- REQUIREMENT 1 -
Summarize the web-site maintenance excerpt in two sentences.
- REQUIREMENT 2 -
In the web-site maintenance excerpt, reproduce word for word the passage from "As you realize" up to and including "the text message.".

* start EXCERPT *

Previous Next Contents

4. Maintaining a WWW site or some Web Pages

If you have to maintain a web site or if you maintain at least a web page, you have to think about your offer to the network and you have to spend some thoughts about approaching the reader / user of your web pages.

4.1 The mainstream: HTML technical

Well, I'm not gonna tell you, how HTML is encoded an how you have to design your pages. I'll just give you some pointers where you can find more advanced information.

You should take a look at http://www.w3.org/ for the latest HTML language specification.

Take a look at the list at the end of this article, you'll find more hints, where to read on.

4.2 Some thoughts about bandwidth

Many users connect to the internet via slow speed modem lines. A speed range from 14,400 bps to 28,800 bps is state-of-art for "private sites". In europe, there are ISDN systems growing, but a speed of 64,000 bps isn't that more fast in comparison to - let's keep it simple - 10,000,000 bps ethernet. And 10 Mbps ethernet isn't really a high speed LAN connection nowadays.

As you realize that many users don't have this fast access to the net, you should keep in mind to put up the relation between information and bytes. Optimize it at 1:1 - if you can. You may use graphics in your web pages following the multi media trend, but always remember the goals of your page and of the graphic you're going to put in. If most of your users are connected via a small modem line and the graphic severes only for estethic reasons or some eye-catching effects, you'd better bann it from your pages, or -at least- rerender it to the smallest possible file size and use best compression. Your users will like it.

Always remember, nobody really likes an eye-catcher, that comes up about 3-5 minutes after the text message.

4.3 Some thoughts about server load

On a web server, there is normally at least one server task running. If this task reads a request from a http client, it duplicates itself (on Linux it's called forking) and the new copy serves the request, while the original keeps listening for new requests. After finishing the request, the copy terminates. (In fact, some servers - like the apache - always keep up a default of five ready waiting server copies for requests parallel to the master incarnation for speed reasons.)

* end EXCERPT *
* start GIVEN INFORMATION *

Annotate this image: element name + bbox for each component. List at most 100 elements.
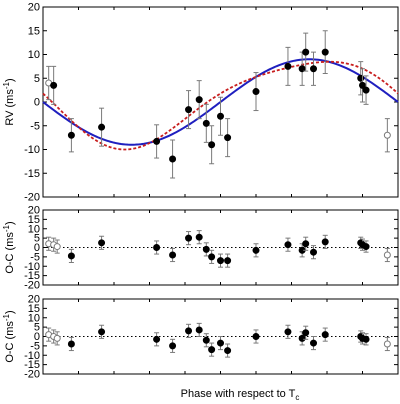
y-tick-label: 20: [28, 2, 40, 14]
data-point-open: [383, 340, 391, 348]
data-point: [50, 81, 58, 89]
data-point: [195, 326, 203, 334]
data-point: [98, 328, 106, 336]
y-tick-label: -5: [30, 120, 40, 132]
y-tick-label: 10: [28, 312, 40, 324]
data-point-open: [53, 334, 61, 342]
data-point: [302, 329, 310, 337]
data-point: [185, 234, 193, 242]
y-tick-label: -15: [24, 168, 40, 180]
data-point: [169, 342, 177, 350]
y-tick-label: 0: [34, 242, 40, 254]
data-point: [284, 62, 292, 70]
y-tick-label: 5: [34, 233, 40, 245]
data-point: [284, 241, 292, 249]
y-tick-label: -15: [24, 270, 40, 282]
y-tick-label: -20: [24, 192, 40, 204]
y-tick-label: 20: [28, 294, 40, 306]
data-point: [195, 233, 203, 241]
data-point: [185, 106, 193, 114]
y-axis-label-close: ): [4, 221, 16, 225]
data-point-open: [383, 251, 391, 259]
y-tick-label: -10: [24, 261, 40, 273]
data-point: [153, 335, 161, 343]
data-point: [195, 96, 203, 104]
data-point: [98, 239, 106, 247]
data-point: [224, 347, 232, 355]
y-tick-label: -5: [30, 340, 40, 352]
y-tick-label: 15: [28, 303, 40, 315]
y-axis-label: O-C (ms-1): [2, 310, 16, 362]
eccentric-orbit-model: [42, 60, 399, 151]
y-axis-label-close: ): [4, 310, 16, 314]
y-tick-label: -20: [24, 280, 40, 292]
y-tick-label: -10: [24, 350, 40, 362]
y-tick-label: 5: [34, 73, 40, 85]
y-tick-label: -15: [24, 359, 40, 371]
data-point-open: [383, 131, 391, 139]
y-axis-label-text: O-C (ms: [4, 321, 16, 363]
data-point: [169, 251, 177, 259]
data-point: [252, 246, 260, 254]
data-point: [310, 65, 318, 73]
y-tick-label: 15: [28, 214, 40, 226]
data-point-open: [53, 243, 61, 251]
data-point: [208, 141, 216, 149]
y-axis-label: RV (ms-1): [2, 78, 16, 125]
data-point: [153, 137, 161, 145]
x-axis-label: Phase with respect to Tc: [181, 388, 300, 402]
data-point: [208, 253, 216, 261]
data-point: [252, 88, 260, 96]
data-point: [98, 123, 106, 131]
y-axis-label-close: ): [4, 78, 16, 82]
y-axis-label-exponent: -1: [2, 82, 11, 90]
x-axis-label-subscript: c: [295, 393, 299, 402]
data-point: [153, 244, 161, 251]
data-point: [217, 339, 224, 347]
y-tick-label: 10: [28, 49, 40, 61]
y-tick-label: 10: [28, 223, 40, 235]
data-point: [224, 257, 232, 265]
data-point: [67, 252, 75, 260]
data-point: [362, 335, 370, 343]
data-point: [321, 48, 329, 56]
data-point: [202, 119, 210, 127]
rv-panel: -20 -15 -10 -5 0 5 10 15 20 RV (ms-1): [2, 2, 399, 204]
data-point: [310, 248, 318, 256]
data-point: [362, 86, 370, 94]
y-axis-label-text: RV (ms: [4, 89, 16, 126]
data-point: [252, 333, 260, 340]
y-axis-label-text: O-C (ms: [4, 232, 16, 274]
data-point: [202, 245, 210, 253]
data-point: [321, 238, 329, 246]
data-point: [185, 327, 193, 335]
data-point: [310, 339, 318, 347]
data-point: [67, 340, 75, 348]
data-point: [67, 131, 75, 139]
y-tick-label: -10: [24, 144, 40, 156]
y-tick-label: 0: [34, 331, 40, 343]
data-point: [298, 334, 306, 342]
y-axis-label-exponent: -1: [2, 313, 11, 321]
data-point: [298, 65, 306, 73]
data-point: [169, 155, 177, 163]
y-tick-label: -20: [24, 369, 40, 381]
data-point: [359, 81, 366, 89]
y-axis-label-exponent: -1: [2, 224, 11, 232]
y-tick-label: 0: [34, 97, 40, 109]
data-point: [284, 328, 292, 336]
data-point: [321, 331, 329, 339]
y-tick-label: 5: [34, 322, 40, 334]
data-point: [362, 243, 370, 251]
data-point: [224, 134, 232, 142]
y-tick-label: 15: [28, 25, 40, 37]
data-point: [217, 112, 224, 120]
data-point: [217, 257, 224, 265]
data-point: [208, 346, 216, 354]
y-tick-label: -5: [30, 251, 40, 263]
y-axis-label: O-C (ms-1): [2, 221, 16, 273]
data-point: [202, 336, 210, 344]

* end GIVEN INFORMATION *

- RIGHT ANSWER 1 -
The web-site maintenance excerpt says anyone maintaining a web site or page should think about what they offer and how they approach readers, and it points to http://www.w3.org/ for the latest HTML specification instead of explaining HTML itself. It advises keeping the ratio of information to bytes near 1:1 for users on slow modem lines, banning or heavily compressing graphics that serve only aesthetic or eye-catching purposes, and it explains that a web server duplicates itself, which on Linux is called forking, to serve each request.

- RIGHT ANSWER 2 -
As you realize that many users don't have this fast access to the net, you should keep in mind to put up the relation between information and bytes. Optimize it at 1:1 - if you can. You may use graphics in your web pages following the multi media trend, but always remember the goals of your page and of the graphic you're going to put in. If most of your users are connected via a small modem line and the graphic severes only for estethic reasons or some eye-catching effects, you'd better bann it from your pages, or -at least- rerender it to the smallest possible file size and use best compression. Your users will like it.

Always remember, nobody really likes an eye-catcher, that comes up about 3-5 minutes after the text message.